> Material provided:
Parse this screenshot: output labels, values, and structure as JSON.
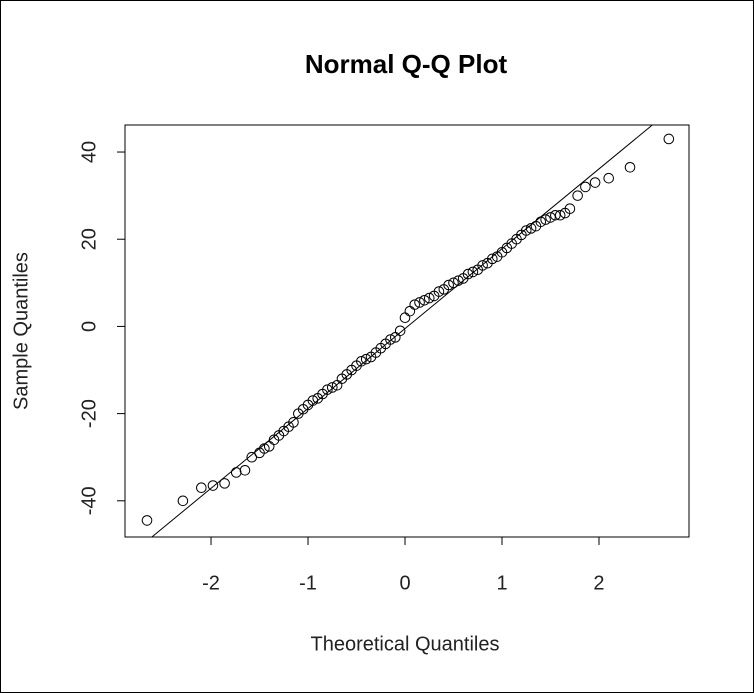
{
  "chart_data": {
    "type": "scatter",
    "title": "Normal Q-Q Plot",
    "x_label": "Theoretical Quantiles",
    "y_label": "Sample Quantiles",
    "x": [
      -2.66,
      -2.29,
      -2.1,
      -1.98,
      -1.86,
      -1.74,
      -1.65,
      -1.58,
      -1.5,
      -1.45,
      -1.4,
      -1.35,
      -1.3,
      -1.25,
      -1.2,
      -1.15,
      -1.1,
      -1.05,
      -1.0,
      -0.95,
      -0.9,
      -0.85,
      -0.8,
      -0.75,
      -0.7,
      -0.65,
      -0.6,
      -0.55,
      -0.5,
      -0.45,
      -0.4,
      -0.35,
      -0.3,
      -0.25,
      -0.2,
      -0.15,
      -0.1,
      -0.05,
      0.0,
      0.05,
      0.1,
      0.15,
      0.2,
      0.25,
      0.3,
      0.35,
      0.4,
      0.45,
      0.5,
      0.55,
      0.6,
      0.65,
      0.7,
      0.75,
      0.8,
      0.85,
      0.9,
      0.95,
      1.0,
      1.05,
      1.1,
      1.15,
      1.2,
      1.25,
      1.3,
      1.35,
      1.4,
      1.45,
      1.5,
      1.55,
      1.6,
      1.65,
      1.7,
      1.78,
      1.86,
      1.96,
      2.1,
      2.32,
      2.72
    ],
    "y": [
      -44.5,
      -40,
      -37,
      -36.5,
      -36,
      -33.5,
      -33,
      -30,
      -29,
      -28,
      -27.5,
      -26,
      -25,
      -24,
      -23,
      -22,
      -20,
      -19,
      -18,
      -17,
      -16.5,
      -15.5,
      -14.5,
      -14,
      -13.5,
      -12,
      -11,
      -10,
      -9,
      -8,
      -7.5,
      -7,
      -6,
      -5,
      -4,
      -3,
      -2.5,
      -1,
      2,
      3.5,
      5,
      5.5,
      6,
      6.5,
      7,
      8,
      8.5,
      9.5,
      10,
      10.5,
      11,
      12,
      12.5,
      13,
      14,
      14.5,
      15.5,
      16,
      17,
      18,
      19,
      20,
      21,
      22,
      22.5,
      23,
      24,
      24.5,
      25,
      25.5,
      25.5,
      26,
      27,
      30,
      32,
      33,
      34,
      36.5,
      43
    ],
    "color": "#000000",
    "reference_line": {
      "x": [
        -2.61,
        2.55
      ],
      "y": [
        -48.3,
        46.2
      ]
    },
    "xlim": [
      -2.887,
      2.928
    ],
    "ylim": [
      -48.3,
      46.2
    ],
    "xticks": [
      -2,
      -1,
      0,
      1,
      2
    ],
    "yticks": [
      -40,
      -20,
      0,
      20,
      40
    ]
  }
}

> What to produce:
Which lines contain "Quantiles"? Copy each of them.

> Result of the exercise:
    "x_label": "Theoretical Quantiles",
    "y_label": "Sample Quantiles",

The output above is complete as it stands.